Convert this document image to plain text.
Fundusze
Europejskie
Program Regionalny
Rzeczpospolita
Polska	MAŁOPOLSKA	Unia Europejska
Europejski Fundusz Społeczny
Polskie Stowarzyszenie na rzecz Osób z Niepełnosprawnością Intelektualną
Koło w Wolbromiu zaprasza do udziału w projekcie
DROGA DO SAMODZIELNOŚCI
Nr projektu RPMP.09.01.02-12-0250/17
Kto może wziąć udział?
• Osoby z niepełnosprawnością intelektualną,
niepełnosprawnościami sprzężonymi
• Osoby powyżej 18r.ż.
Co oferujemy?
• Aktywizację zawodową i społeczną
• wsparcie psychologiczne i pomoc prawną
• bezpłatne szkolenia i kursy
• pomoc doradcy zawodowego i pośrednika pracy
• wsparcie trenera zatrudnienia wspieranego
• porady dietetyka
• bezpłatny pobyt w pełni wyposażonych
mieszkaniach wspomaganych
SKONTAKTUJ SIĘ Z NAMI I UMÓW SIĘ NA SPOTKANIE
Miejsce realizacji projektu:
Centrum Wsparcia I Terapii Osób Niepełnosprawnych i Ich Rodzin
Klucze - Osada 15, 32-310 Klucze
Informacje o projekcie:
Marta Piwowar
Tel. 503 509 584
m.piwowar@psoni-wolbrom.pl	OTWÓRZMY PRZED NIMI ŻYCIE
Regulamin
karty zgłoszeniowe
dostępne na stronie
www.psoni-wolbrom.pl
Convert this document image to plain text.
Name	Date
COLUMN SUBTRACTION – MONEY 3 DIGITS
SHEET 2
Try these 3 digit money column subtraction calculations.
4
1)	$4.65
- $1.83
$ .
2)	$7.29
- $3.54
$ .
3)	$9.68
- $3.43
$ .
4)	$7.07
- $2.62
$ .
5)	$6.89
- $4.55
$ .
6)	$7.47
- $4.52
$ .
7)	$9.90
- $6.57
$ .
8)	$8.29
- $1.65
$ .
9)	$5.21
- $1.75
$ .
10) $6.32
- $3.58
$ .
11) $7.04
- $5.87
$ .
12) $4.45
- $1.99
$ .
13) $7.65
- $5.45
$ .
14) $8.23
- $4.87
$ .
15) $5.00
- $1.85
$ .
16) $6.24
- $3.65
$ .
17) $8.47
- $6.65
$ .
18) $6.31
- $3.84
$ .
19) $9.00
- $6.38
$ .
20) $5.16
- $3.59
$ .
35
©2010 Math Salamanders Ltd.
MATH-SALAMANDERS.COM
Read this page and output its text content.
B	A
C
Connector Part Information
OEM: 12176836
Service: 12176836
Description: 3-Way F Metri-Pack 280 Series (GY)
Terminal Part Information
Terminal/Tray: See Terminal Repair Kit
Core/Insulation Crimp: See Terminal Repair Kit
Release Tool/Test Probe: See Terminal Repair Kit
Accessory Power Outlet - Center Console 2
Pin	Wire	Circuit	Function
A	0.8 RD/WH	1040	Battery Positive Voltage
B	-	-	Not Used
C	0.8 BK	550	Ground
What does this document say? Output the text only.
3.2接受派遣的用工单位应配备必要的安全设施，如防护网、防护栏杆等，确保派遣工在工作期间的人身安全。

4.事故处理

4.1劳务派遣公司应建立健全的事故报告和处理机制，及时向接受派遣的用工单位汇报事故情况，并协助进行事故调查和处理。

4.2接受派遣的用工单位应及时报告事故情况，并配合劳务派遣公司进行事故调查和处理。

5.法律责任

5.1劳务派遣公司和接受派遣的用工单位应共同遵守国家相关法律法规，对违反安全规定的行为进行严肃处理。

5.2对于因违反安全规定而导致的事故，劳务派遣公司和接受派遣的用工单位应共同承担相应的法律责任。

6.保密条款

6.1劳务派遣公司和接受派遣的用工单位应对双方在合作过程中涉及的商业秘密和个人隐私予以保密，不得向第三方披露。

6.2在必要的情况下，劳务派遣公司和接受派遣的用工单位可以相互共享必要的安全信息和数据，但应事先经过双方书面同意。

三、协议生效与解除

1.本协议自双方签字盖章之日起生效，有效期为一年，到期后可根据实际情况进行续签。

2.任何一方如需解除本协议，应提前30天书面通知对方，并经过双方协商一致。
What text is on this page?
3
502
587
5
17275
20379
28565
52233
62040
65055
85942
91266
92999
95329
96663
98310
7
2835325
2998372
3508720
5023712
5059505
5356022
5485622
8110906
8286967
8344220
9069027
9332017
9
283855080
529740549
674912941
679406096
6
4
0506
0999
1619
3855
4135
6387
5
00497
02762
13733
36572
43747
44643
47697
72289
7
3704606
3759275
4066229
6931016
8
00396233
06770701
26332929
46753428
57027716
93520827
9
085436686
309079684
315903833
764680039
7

※

__Set task__. Please list every line of the records that contains "psoni".

__Reply__.
m.piwowar@psoni-wolbrom.pl	OTWÓRZMY PRZED NIMI ŻYCIE
www.psoni-wolbrom.pl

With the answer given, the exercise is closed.